Excerpts from a figure dataset
★ ★ ★ ★

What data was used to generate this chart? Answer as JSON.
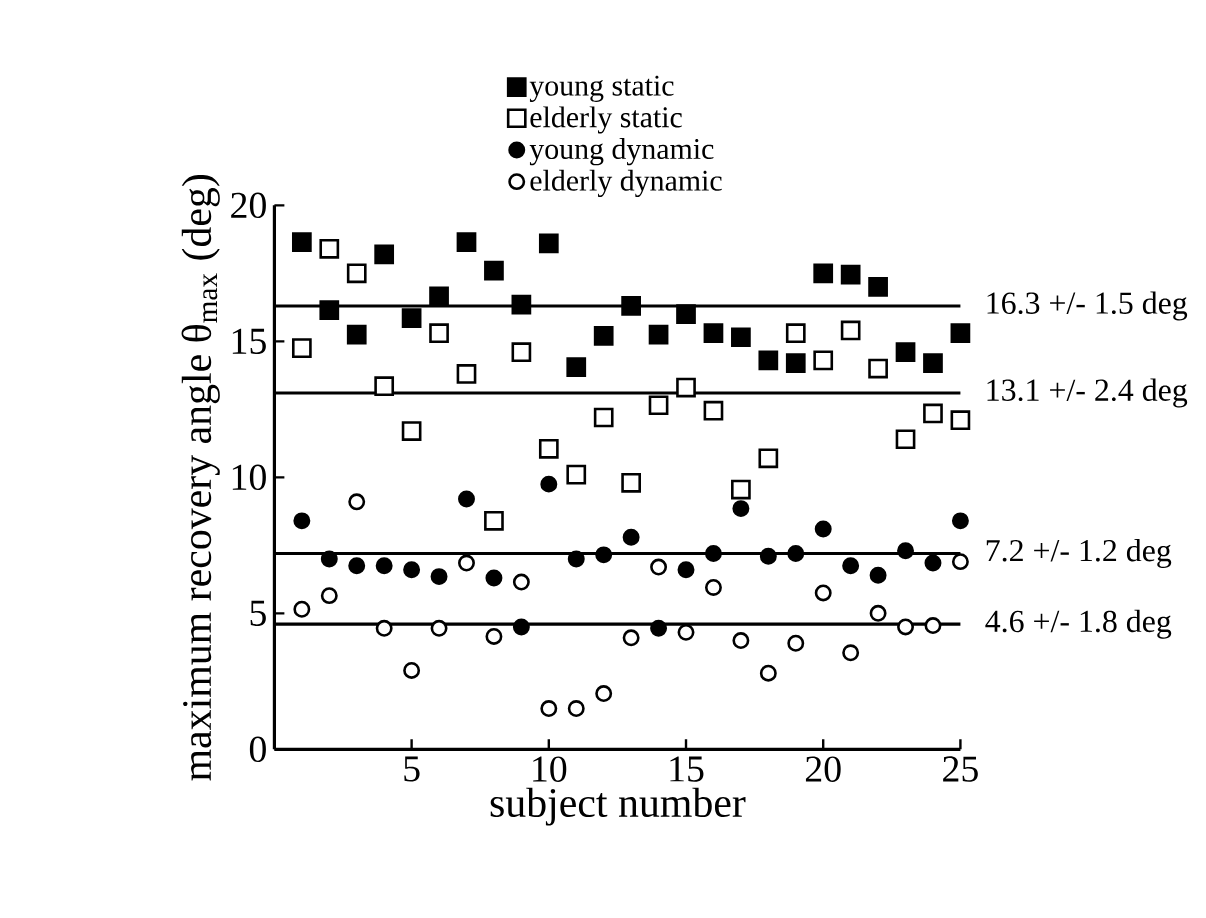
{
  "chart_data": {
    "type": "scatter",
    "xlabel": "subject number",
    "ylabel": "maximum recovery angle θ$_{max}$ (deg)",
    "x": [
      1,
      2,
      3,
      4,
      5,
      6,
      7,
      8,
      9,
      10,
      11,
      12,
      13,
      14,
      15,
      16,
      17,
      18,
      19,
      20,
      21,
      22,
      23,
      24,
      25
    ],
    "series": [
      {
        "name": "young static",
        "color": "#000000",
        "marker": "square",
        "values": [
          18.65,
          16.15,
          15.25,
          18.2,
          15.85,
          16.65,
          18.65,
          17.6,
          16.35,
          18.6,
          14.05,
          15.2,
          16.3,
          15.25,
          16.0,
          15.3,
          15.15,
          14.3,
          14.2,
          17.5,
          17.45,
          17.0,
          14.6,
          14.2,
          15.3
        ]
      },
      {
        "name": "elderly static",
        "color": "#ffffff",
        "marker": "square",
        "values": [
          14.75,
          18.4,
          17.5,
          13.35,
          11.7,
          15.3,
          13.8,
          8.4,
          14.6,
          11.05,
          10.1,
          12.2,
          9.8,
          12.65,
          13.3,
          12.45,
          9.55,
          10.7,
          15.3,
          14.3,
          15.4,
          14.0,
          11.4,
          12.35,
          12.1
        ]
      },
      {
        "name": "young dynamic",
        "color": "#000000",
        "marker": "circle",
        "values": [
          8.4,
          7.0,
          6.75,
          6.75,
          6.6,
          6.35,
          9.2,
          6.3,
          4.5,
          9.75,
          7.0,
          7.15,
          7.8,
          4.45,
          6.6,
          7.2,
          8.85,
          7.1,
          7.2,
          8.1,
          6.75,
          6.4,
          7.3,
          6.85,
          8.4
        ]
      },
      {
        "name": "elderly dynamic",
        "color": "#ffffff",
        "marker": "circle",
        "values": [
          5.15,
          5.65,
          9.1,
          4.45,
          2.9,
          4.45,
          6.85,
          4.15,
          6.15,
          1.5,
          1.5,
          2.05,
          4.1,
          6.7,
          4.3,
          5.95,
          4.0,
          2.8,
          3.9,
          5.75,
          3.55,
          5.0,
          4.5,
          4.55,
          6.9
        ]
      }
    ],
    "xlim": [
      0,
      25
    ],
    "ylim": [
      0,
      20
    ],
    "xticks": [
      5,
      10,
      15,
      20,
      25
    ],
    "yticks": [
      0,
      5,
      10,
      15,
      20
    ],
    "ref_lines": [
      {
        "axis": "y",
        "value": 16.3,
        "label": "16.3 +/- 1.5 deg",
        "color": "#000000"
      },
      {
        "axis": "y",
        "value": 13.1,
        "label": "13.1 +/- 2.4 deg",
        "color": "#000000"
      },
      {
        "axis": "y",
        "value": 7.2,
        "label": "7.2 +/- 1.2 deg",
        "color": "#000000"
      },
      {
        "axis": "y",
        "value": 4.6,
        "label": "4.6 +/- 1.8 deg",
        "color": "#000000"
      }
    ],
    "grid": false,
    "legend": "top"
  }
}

★ ★ ★ ★

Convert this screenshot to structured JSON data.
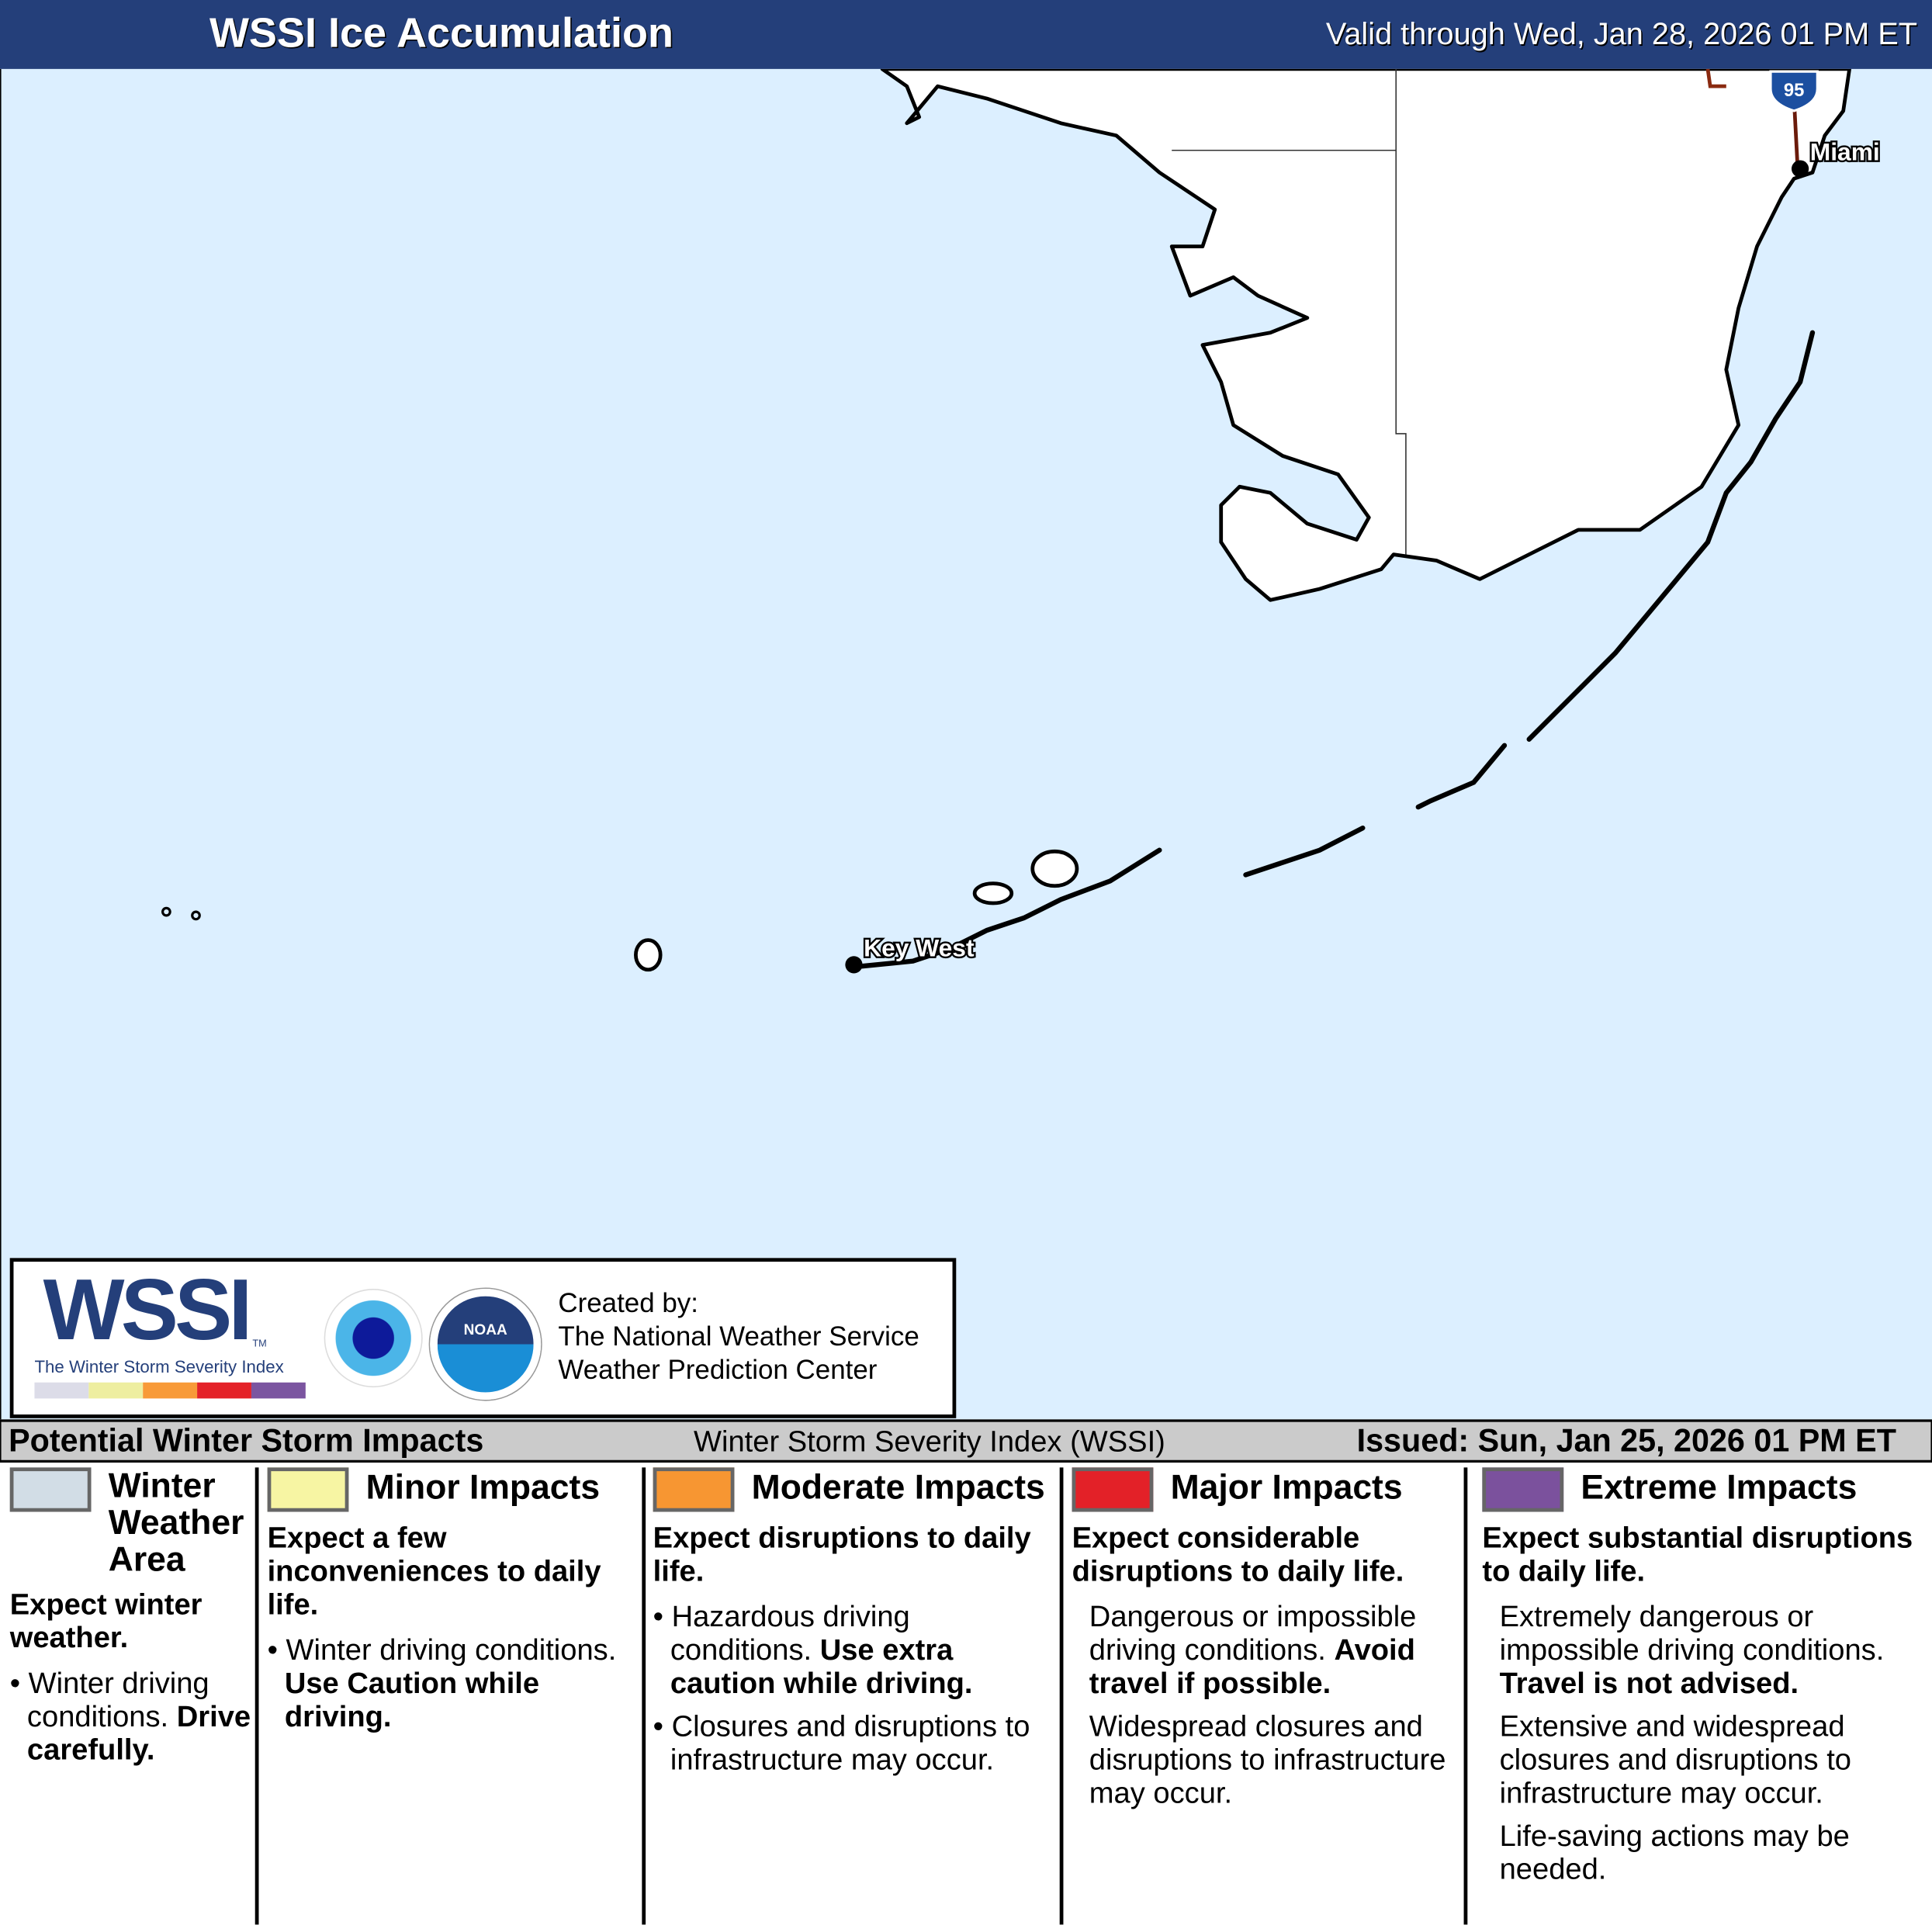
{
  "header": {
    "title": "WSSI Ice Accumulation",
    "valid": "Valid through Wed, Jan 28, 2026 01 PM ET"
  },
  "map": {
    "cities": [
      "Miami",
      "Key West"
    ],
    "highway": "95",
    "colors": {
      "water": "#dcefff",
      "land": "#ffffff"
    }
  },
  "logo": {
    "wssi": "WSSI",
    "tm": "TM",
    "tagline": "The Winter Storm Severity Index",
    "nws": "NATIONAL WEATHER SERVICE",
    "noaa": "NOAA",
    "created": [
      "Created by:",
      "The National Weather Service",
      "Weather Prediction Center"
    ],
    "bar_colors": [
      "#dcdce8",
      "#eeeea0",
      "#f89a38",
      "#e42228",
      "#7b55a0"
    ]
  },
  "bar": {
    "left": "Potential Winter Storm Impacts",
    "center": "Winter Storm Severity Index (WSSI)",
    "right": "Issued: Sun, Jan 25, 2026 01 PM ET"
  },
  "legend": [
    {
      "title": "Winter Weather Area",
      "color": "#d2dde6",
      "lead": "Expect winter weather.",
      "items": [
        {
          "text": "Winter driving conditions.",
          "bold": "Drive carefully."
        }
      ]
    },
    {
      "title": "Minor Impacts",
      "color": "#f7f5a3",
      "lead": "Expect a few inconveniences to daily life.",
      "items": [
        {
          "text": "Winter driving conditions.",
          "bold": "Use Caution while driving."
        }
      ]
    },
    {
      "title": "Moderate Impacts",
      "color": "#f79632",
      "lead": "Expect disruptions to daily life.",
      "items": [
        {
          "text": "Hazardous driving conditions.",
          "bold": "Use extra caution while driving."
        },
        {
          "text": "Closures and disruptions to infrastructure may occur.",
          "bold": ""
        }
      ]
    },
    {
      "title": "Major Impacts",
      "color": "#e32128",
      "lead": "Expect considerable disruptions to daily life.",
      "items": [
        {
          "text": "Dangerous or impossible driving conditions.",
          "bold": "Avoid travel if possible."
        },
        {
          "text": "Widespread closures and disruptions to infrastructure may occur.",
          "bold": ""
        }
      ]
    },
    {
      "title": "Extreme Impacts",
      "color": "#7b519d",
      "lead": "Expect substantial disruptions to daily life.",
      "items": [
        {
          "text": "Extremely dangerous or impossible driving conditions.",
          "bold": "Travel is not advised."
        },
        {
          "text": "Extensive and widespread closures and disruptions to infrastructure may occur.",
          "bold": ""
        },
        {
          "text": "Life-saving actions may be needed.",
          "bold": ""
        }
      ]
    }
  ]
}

★ ★ ★ ★

*Goal*: From the listing above, copy out each line where the word "Severity" appears.

*In response*:
    "tagline": "The Winter Storm Severity Index",
    "center": "Winter Storm Severity Index (WSSI)",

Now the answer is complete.